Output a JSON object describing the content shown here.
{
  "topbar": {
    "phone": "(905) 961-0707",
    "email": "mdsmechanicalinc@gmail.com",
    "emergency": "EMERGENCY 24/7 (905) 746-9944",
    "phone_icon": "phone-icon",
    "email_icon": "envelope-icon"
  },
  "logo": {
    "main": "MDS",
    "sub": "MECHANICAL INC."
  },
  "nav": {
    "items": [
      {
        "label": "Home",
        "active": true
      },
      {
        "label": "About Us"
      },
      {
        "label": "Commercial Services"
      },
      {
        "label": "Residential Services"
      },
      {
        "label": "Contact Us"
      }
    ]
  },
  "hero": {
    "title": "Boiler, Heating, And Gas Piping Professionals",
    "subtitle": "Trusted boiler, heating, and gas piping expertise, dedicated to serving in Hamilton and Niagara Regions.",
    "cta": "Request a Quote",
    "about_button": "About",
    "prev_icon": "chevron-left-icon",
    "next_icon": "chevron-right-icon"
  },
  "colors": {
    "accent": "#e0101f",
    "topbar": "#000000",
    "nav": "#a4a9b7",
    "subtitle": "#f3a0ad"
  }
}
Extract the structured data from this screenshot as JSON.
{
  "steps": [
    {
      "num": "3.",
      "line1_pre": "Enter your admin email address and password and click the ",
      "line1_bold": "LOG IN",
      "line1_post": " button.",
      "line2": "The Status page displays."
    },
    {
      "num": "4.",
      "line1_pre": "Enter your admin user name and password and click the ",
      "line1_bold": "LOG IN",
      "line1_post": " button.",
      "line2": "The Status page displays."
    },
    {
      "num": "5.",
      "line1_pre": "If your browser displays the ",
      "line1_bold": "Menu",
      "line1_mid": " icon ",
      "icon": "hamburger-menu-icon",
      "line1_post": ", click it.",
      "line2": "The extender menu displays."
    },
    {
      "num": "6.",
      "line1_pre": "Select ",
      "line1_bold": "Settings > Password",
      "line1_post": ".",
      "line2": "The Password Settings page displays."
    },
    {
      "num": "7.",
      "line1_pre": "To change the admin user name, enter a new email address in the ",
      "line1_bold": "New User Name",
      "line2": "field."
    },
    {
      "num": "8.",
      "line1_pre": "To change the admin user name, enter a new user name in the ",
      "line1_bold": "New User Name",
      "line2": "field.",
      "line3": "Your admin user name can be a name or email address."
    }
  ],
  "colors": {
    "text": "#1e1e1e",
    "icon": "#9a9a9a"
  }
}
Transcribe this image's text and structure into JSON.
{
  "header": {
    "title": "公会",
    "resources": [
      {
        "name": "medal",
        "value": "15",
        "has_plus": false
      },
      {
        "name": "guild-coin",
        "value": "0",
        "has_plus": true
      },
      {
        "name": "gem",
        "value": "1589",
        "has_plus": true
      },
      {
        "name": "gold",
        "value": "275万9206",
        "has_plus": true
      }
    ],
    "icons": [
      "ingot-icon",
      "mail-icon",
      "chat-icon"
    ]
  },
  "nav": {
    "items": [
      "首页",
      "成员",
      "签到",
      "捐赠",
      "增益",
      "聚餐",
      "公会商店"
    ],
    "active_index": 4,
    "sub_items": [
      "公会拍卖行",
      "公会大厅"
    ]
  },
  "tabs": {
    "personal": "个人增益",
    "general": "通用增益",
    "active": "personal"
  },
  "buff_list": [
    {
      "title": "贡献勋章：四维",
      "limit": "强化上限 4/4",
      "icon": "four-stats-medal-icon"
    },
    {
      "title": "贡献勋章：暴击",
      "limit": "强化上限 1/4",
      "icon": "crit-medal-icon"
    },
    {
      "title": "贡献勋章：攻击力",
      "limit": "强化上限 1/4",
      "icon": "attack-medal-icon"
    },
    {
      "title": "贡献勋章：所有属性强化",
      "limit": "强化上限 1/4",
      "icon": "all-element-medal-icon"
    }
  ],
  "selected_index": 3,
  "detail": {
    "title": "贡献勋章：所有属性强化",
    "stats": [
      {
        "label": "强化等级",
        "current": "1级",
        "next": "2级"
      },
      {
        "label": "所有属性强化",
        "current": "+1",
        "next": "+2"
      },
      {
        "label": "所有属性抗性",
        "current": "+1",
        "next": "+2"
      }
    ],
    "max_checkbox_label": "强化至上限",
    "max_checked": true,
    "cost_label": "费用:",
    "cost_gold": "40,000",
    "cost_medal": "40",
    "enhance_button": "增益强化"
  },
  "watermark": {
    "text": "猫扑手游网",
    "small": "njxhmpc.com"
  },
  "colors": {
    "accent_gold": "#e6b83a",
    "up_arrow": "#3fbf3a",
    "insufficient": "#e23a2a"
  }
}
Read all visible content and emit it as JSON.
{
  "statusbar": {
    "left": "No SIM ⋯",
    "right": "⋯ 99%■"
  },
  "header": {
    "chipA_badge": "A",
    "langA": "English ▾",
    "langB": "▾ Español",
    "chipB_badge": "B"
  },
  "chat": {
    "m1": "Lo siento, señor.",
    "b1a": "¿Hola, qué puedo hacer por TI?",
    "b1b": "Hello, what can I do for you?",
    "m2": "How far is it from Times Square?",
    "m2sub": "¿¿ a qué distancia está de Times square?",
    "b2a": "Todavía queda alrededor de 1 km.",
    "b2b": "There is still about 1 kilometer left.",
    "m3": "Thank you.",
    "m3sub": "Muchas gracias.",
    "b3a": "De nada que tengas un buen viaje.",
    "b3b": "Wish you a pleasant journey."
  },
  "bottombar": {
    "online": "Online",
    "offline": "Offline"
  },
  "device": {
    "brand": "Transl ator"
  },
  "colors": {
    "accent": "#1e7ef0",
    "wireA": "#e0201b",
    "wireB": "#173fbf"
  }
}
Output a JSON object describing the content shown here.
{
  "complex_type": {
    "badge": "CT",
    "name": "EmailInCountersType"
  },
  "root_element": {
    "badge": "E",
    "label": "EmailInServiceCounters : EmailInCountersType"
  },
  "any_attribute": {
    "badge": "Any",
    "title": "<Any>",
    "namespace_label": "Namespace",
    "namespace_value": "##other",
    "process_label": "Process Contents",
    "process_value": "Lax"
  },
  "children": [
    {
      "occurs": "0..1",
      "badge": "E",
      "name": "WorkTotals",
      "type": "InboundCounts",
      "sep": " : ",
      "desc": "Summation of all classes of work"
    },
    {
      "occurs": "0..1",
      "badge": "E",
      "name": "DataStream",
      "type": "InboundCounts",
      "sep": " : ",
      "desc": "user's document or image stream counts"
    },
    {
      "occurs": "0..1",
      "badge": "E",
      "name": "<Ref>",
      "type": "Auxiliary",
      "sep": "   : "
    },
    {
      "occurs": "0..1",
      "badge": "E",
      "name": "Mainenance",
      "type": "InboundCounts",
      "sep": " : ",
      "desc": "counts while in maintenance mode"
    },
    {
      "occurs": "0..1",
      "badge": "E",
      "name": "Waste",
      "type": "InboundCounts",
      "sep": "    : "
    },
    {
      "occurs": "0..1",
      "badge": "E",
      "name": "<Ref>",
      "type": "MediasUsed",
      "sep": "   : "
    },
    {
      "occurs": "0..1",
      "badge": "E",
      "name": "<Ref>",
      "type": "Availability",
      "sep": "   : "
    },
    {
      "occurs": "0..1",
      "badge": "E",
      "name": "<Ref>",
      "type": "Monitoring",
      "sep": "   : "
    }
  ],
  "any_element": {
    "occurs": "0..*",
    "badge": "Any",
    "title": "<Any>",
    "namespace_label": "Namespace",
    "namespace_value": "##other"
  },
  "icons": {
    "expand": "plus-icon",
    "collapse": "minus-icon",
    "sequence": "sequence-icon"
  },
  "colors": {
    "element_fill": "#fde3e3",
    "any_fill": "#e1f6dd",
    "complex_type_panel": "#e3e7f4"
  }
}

------------------------------

§ TASK TO COMPLETE:
Each record above should be restated word for word.

§ TASK ANSWER:
Output a JSON object describing the content shown here.
{
  "topbar": {
    "phone": "(905) 961-0707",
    "email": "mdsmechanicalinc@gmail.com",
    "emergency": "EMERGENCY 24/7 (905) 746-9944",
    "phone_icon": "phone-icon",
    "email_icon": "envelope-icon"
  },
  "logo": {
    "main": "MDS",
    "sub": "MECHANICAL INC."
  },
  "nav": {
    "items": [
      {
        "label": "Home",
        "active": true
      },
      {
        "label": "About Us"
      },
      {
        "label": "Commercial Services"
      },
      {
        "label": "Residential Services"
      },
      {
        "label": "Contact Us"
      }
    ]
  },
  "hero": {
    "title": "Boiler, Heating, And Gas Piping Professionals",
    "subtitle": "Trusted boiler, heating, and gas piping expertise, dedicated to serving in Hamilton and Niagara Regions.",
    "cta": "Request a Quote",
    "about_button": "About",
    "prev_icon": "chevron-left-icon",
    "next_icon": "chevron-right-icon"
  },
  "colors": {
    "accent": "#e0101f",
    "topbar": "#000000",
    "nav": "#a4a9b7",
    "subtitle": "#f3a0ad"
  }
}
Extract the structured data from this screenshot as JSON.
{
  "steps": [
    {
      "num": "3.",
      "line1_pre": "Enter your admin email address and password and click the ",
      "line1_bold": "LOG IN",
      "line1_post": " button.",
      "line2": "The Status page displays."
    },
    {
      "num": "4.",
      "line1_pre": "Enter your admin user name and password and click the ",
      "line1_bold": "LOG IN",
      "line1_post": " button.",
      "line2": "The Status page displays."
    },
    {
      "num": "5.",
      "line1_pre": "If your browser displays the ",
      "line1_bold": "Menu",
      "line1_mid": " icon ",
      "icon": "hamburger-menu-icon",
      "line1_post": ", click it.",
      "line2": "The extender menu displays."
    },
    {
      "num": "6.",
      "line1_pre": "Select ",
      "line1_bold": "Settings > Password",
      "line1_post": ".",
      "line2": "The Password Settings page displays."
    },
    {
      "num": "7.",
      "line1_pre": "To change the admin user name, enter a new email address in the ",
      "line1_bold": "New User Name",
      "line2": "field."
    },
    {
      "num": "8.",
      "line1_pre": "To change the admin user name, enter a new user name in the ",
      "line1_bold": "New User Name",
      "line2": "field.",
      "line3": "Your admin user name can be a name or email address."
    }
  ],
  "colors": {
    "text": "#1e1e1e",
    "icon": "#9a9a9a"
  }
}
Transcribe this image's text and structure into JSON.
{
  "header": {
    "title": "公会",
    "resources": [
      {
        "name": "medal",
        "value": "15",
        "has_plus": false
      },
      {
        "name": "guild-coin",
        "value": "0",
        "has_plus": true
      },
      {
        "name": "gem",
        "value": "1589",
        "has_plus": true
      },
      {
        "name": "gold",
        "value": "275万9206",
        "has_plus": true
      }
    ],
    "icons": [
      "ingot-icon",
      "mail-icon",
      "chat-icon"
    ]
  },
  "nav": {
    "items": [
      "首页",
      "成员",
      "签到",
      "捐赠",
      "增益",
      "聚餐",
      "公会商店"
    ],
    "active_index": 4,
    "sub_items": [
      "公会拍卖行",
      "公会大厅"
    ]
  },
  "tabs": {
    "personal": "个人增益",
    "general": "通用增益",
    "active": "personal"
  },
  "buff_list": [
    {
      "title": "贡献勋章：四维",
      "limit": "强化上限 4/4",
      "icon": "four-stats-medal-icon"
    },
    {
      "title": "贡献勋章：暴击",
      "limit": "强化上限 1/4",
      "icon": "crit-medal-icon"
    },
    {
      "title": "贡献勋章：攻击力",
      "limit": "强化上限 1/4",
      "icon": "attack-medal-icon"
    },
    {
      "title": "贡献勋章：所有属性强化",
      "limit": "强化上限 1/4",
      "icon": "all-element-medal-icon"
    }
  ],
  "selected_index": 3,
  "detail": {
    "title": "贡献勋章：所有属性强化",
    "stats": [
      {
        "label": "强化等级",
        "current": "1级",
        "next": "2级"
      },
      {
        "label": "所有属性强化",
        "current": "+1",
        "next": "+2"
      },
      {
        "label": "所有属性抗性",
        "current": "+1",
        "next": "+2"
      }
    ],
    "max_checkbox_label": "强化至上限",
    "max_checked": true,
    "cost_label": "费用:",
    "cost_gold": "40,000",
    "cost_medal": "40",
    "enhance_button": "增益强化"
  },
  "watermark": {
    "text": "猫扑手游网",
    "small": "njxhmpc.com"
  },
  "colors": {
    "accent_gold": "#e6b83a",
    "up_arrow": "#3fbf3a",
    "insufficient": "#e23a2a"
  }
}
Read all visible content and emit it as JSON.
{
  "statusbar": {
    "left": "No SIM ⋯",
    "right": "⋯ 99%■"
  },
  "header": {
    "chipA_badge": "A",
    "langA": "English ▾",
    "langB": "▾ Español",
    "chipB_badge": "B"
  },
  "chat": {
    "m1": "Lo siento, señor.",
    "b1a": "¿Hola, qué puedo hacer por TI?",
    "b1b": "Hello, what can I do for you?",
    "m2": "How far is it from Times Square?",
    "m2sub": "¿¿ a qué distancia está de Times square?",
    "b2a": "Todavía queda alrededor de 1 km.",
    "b2b": "There is still about 1 kilometer left.",
    "m3": "Thank you.",
    "m3sub": "Muchas gracias.",
    "b3a": "De nada que tengas un buen viaje.",
    "b3b": "Wish you a pleasant journey."
  },
  "bottombar": {
    "online": "Online",
    "offline": "Offline"
  },
  "device": {
    "brand": "Transl ator"
  },
  "colors": {
    "accent": "#1e7ef0",
    "wireA": "#e0201b",
    "wireB": "#173fbf"
  }
}
Output a JSON object describing the content shown here.
{
  "complex_type": {
    "badge": "CT",
    "name": "EmailInCountersType"
  },
  "root_element": {
    "badge": "E",
    "label": "EmailInServiceCounters : EmailInCountersType"
  },
  "any_attribute": {
    "badge": "Any",
    "title": "<Any>",
    "namespace_label": "Namespace",
    "namespace_value": "##other",
    "process_label": "Process Contents",
    "process_value": "Lax"
  },
  "children": [
    {
      "occurs": "0..1",
      "badge": "E",
      "name": "WorkTotals",
      "type": "InboundCounts",
      "sep": " : ",
      "desc": "Summation of all classes of work"
    },
    {
      "occurs": "0..1",
      "badge": "E",
      "name": "DataStream",
      "type": "InboundCounts",
      "sep": " : ",
      "desc": "user's document or image stream counts"
    },
    {
      "occurs": "0..1",
      "badge": "E",
      "name": "<Ref>",
      "type": "Auxiliary",
      "sep": "   : "
    },
    {
      "occurs": "0..1",
      "badge": "E",
      "name": "Mainenance",
      "type": "InboundCounts",
      "sep": " : ",
      "desc": "counts while in maintenance mode"
    },
    {
      "occurs": "0..1",
      "badge": "E",
      "name": "Waste",
      "type": "InboundCounts",
      "sep": "    : "
    },
    {
      "occurs": "0..1",
      "badge": "E",
      "name": "<Ref>",
      "type": "MediasUsed",
      "sep": "   : "
    },
    {
      "occurs": "0..1",
      "badge": "E",
      "name": "<Ref>",
      "type": "Availability",
      "sep": "   : "
    },
    {
      "occurs": "0..1",
      "badge": "E",
      "name": "<Ref>",
      "type": "Monitoring",
      "sep": "   : "
    }
  ],
  "any_element": {
    "occurs": "0..*",
    "badge": "Any",
    "title": "<Any>",
    "namespace_label": "Namespace",
    "namespace_value": "##other"
  },
  "icons": {
    "expand": "plus-icon",
    "collapse": "minus-icon",
    "sequence": "sequence-icon"
  },
  "colors": {
    "element_fill": "#fde3e3",
    "any_fill": "#e1f6dd",
    "complex_type_panel": "#e3e7f4"
  }
}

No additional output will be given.